(Data records)
_ _ _ _ _

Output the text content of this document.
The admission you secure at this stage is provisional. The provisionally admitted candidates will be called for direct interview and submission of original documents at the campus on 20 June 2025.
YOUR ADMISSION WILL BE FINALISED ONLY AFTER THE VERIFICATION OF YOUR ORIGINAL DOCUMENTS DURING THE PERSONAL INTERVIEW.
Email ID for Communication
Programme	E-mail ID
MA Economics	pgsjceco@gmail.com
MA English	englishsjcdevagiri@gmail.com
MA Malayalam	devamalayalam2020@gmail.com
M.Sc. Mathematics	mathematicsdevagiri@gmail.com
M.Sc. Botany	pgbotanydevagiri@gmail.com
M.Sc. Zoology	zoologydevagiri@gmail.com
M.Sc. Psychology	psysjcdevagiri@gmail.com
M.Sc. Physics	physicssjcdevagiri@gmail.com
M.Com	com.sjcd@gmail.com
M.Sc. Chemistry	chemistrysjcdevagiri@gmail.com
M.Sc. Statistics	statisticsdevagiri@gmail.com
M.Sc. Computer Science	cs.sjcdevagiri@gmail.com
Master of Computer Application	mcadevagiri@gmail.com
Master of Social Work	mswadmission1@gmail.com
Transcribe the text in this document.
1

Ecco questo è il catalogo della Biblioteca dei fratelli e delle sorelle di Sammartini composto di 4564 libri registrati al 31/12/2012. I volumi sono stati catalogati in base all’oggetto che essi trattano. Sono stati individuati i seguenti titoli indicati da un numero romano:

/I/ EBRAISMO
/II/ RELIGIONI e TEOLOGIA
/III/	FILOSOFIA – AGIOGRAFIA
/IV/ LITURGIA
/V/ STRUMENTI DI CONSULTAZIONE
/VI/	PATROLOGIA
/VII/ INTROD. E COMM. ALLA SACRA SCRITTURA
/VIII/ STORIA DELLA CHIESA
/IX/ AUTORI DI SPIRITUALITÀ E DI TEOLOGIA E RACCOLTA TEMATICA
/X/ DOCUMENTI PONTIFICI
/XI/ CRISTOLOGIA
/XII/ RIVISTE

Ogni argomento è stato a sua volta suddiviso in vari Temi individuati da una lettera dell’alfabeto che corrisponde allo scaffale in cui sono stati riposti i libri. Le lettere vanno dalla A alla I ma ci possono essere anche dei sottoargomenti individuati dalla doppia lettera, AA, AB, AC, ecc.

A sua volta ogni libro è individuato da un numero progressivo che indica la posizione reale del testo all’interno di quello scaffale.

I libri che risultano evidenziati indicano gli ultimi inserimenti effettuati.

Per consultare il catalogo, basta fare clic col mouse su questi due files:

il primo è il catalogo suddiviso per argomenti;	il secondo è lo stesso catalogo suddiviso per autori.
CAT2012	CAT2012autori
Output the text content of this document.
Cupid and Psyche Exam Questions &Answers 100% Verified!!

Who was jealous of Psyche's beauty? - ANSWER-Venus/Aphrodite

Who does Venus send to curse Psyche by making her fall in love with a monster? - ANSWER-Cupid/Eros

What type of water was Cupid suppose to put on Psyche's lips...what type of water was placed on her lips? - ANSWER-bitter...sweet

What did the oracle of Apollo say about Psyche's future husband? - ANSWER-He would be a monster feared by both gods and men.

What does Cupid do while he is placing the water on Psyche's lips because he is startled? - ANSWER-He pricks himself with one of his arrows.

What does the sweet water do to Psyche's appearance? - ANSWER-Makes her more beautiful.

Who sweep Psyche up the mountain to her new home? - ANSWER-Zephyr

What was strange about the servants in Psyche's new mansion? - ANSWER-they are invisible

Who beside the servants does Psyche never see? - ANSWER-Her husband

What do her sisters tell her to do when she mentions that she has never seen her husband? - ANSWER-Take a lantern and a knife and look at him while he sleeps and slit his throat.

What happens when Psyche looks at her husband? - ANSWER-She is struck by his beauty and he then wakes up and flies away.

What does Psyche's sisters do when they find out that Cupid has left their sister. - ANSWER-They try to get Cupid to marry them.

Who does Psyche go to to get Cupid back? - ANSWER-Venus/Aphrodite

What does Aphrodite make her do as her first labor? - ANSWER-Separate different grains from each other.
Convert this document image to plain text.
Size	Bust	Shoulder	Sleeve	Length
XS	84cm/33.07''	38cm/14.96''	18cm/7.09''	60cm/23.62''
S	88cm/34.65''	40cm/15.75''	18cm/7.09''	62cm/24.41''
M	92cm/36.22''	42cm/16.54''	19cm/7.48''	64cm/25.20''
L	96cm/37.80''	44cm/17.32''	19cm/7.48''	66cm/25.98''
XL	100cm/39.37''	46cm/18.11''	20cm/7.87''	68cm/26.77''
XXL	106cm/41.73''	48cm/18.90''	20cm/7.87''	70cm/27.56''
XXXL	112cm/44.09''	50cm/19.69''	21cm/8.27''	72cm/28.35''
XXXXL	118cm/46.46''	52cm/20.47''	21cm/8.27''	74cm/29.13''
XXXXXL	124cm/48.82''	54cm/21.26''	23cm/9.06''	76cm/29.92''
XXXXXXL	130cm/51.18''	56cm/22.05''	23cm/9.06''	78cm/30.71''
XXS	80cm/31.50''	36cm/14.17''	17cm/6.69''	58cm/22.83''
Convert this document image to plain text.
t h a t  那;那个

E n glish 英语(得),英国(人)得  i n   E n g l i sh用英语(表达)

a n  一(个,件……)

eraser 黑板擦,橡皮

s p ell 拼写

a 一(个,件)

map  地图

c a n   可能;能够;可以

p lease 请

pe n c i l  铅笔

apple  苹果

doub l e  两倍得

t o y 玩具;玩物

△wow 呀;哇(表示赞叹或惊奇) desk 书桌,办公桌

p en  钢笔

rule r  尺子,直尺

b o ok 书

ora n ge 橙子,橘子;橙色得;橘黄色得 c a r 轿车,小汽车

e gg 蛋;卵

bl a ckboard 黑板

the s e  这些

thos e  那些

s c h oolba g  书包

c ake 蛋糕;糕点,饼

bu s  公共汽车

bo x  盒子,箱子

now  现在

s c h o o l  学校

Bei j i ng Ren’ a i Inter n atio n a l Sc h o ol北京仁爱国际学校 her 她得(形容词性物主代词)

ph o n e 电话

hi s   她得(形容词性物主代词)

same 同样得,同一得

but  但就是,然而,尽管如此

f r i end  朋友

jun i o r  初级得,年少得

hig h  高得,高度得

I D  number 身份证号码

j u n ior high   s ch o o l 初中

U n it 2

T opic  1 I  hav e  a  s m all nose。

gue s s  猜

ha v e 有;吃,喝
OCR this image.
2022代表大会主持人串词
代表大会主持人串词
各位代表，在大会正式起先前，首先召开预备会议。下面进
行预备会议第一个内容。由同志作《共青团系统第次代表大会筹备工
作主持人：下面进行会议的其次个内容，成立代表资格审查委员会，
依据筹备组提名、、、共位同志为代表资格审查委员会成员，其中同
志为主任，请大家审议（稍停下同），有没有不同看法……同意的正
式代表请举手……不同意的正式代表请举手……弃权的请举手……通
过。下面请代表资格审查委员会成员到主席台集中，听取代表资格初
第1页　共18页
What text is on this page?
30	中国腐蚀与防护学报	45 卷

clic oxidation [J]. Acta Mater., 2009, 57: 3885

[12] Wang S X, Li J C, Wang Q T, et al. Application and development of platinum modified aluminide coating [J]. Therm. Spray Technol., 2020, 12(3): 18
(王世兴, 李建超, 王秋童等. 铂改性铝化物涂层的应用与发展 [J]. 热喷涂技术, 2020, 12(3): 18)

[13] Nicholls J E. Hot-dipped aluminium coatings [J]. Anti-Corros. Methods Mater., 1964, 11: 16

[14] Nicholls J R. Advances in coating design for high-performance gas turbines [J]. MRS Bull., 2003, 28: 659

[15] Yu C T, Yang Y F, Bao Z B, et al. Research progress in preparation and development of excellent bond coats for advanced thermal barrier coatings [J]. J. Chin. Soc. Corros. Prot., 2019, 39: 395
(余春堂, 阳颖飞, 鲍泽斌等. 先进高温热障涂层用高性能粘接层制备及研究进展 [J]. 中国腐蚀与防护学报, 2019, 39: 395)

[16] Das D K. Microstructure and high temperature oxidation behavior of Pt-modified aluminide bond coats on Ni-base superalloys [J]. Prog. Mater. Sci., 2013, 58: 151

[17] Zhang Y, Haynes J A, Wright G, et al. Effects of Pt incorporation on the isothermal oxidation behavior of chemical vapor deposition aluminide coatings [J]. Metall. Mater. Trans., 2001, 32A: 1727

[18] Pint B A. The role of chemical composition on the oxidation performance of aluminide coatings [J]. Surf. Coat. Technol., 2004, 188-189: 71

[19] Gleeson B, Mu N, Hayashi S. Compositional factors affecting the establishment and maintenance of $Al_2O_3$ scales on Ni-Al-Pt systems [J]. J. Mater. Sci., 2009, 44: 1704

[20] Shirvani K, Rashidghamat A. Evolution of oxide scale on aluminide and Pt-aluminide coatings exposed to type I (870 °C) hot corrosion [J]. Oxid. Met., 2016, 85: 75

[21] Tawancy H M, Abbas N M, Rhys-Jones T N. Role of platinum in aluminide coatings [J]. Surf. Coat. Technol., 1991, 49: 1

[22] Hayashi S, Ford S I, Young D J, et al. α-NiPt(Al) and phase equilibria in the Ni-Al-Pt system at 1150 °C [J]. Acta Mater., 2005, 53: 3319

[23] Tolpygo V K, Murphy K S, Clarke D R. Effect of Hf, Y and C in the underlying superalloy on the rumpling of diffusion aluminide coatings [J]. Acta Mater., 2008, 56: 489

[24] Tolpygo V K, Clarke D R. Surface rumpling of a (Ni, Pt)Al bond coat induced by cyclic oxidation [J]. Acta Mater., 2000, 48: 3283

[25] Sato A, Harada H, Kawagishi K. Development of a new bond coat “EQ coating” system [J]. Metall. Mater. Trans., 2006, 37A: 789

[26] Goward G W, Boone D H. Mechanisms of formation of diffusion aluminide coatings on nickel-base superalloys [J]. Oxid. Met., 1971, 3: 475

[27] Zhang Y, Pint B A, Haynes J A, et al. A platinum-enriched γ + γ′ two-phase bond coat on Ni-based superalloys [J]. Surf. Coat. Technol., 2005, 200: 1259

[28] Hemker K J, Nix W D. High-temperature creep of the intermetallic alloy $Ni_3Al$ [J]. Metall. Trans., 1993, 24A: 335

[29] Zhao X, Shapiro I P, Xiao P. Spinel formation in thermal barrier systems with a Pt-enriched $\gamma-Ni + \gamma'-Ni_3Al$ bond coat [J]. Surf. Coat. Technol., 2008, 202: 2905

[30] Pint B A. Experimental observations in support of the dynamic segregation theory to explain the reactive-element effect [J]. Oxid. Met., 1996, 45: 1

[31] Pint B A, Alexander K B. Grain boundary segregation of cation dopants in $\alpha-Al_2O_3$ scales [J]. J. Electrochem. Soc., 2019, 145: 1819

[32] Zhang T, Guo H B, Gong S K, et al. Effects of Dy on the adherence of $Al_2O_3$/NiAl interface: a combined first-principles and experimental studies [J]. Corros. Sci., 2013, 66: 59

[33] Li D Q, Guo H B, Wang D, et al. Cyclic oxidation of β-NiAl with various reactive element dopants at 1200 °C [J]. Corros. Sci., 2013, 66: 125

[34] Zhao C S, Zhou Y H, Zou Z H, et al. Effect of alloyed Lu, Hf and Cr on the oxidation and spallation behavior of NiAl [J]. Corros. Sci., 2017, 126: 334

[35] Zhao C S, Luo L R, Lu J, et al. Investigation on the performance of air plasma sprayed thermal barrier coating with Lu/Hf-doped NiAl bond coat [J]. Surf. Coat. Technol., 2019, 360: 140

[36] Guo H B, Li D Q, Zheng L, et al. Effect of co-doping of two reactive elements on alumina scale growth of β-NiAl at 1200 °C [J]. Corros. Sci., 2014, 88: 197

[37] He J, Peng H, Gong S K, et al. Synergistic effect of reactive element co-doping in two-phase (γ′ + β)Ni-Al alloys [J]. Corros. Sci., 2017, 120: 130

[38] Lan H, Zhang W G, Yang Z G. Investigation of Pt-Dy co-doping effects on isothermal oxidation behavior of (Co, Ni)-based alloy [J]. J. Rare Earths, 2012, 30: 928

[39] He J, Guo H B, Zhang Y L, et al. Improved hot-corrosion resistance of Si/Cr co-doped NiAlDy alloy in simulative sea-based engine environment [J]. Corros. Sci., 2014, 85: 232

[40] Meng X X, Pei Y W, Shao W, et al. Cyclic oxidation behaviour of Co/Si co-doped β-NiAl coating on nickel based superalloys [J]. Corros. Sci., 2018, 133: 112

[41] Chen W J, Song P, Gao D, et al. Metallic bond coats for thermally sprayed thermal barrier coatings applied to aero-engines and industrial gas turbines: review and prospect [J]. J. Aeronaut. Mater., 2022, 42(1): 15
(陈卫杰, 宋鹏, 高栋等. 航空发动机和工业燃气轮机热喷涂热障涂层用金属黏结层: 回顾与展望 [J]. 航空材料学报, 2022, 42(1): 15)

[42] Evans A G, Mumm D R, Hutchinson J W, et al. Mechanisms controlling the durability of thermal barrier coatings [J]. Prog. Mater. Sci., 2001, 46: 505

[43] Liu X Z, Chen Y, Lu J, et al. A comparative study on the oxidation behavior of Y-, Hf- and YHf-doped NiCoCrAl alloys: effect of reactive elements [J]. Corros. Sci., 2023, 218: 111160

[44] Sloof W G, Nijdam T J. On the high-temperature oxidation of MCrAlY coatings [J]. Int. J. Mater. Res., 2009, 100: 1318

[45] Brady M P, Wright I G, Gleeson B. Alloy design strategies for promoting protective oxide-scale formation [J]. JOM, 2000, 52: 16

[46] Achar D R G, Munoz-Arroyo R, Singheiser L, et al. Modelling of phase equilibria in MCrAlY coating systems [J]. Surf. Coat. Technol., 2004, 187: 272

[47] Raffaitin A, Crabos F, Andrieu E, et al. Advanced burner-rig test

_ _ _ _ _

▶ EXERCISE BRIEF
Your task is to pick out every line with the string "Wang" and copy it.

▶ FULL OUTPUT
[12] Wang S X, Li J C, Wang Q T, et al. Application and development of platinum modified aluminide coating [J]. Therm. Spray Technol., 2020, 12(3): 18
[33] Li D Q, Guo H B, Wang D, et al. Cyclic oxidation of β-NiAl with various reactive element dopants at 1200 °C [J]. Corros. Sci., 2013, 66: 125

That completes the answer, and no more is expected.